Tally every line of the material that includes "brick", then give the tally and nothing else.

================================

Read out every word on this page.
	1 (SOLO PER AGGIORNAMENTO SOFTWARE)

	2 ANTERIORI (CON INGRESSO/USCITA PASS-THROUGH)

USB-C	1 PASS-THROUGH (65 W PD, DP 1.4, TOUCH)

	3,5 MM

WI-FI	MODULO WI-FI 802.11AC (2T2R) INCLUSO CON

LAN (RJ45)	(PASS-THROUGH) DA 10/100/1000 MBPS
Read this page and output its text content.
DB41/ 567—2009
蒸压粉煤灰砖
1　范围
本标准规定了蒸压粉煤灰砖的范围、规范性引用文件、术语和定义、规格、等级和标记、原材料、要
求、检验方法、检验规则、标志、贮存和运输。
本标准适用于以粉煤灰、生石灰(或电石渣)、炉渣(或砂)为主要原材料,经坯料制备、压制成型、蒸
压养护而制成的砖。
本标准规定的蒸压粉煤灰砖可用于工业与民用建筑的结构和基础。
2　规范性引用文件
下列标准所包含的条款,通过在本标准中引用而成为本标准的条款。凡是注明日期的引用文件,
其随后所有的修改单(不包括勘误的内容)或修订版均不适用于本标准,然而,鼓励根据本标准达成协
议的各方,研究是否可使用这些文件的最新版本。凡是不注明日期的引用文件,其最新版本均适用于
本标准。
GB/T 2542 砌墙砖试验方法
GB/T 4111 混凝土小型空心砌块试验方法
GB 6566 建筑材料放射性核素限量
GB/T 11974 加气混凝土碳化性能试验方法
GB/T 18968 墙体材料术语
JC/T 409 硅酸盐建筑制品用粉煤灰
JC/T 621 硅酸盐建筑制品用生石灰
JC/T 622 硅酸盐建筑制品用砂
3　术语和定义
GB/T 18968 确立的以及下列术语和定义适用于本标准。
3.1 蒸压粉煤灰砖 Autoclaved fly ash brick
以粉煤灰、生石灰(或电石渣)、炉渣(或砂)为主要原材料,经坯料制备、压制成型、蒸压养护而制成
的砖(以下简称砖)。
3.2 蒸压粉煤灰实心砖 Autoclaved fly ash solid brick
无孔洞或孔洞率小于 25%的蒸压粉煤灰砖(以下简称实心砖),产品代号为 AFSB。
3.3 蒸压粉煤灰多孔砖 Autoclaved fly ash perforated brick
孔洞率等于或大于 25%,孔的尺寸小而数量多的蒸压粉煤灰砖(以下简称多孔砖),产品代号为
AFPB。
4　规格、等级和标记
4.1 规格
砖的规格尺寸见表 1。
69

================================

The output –
3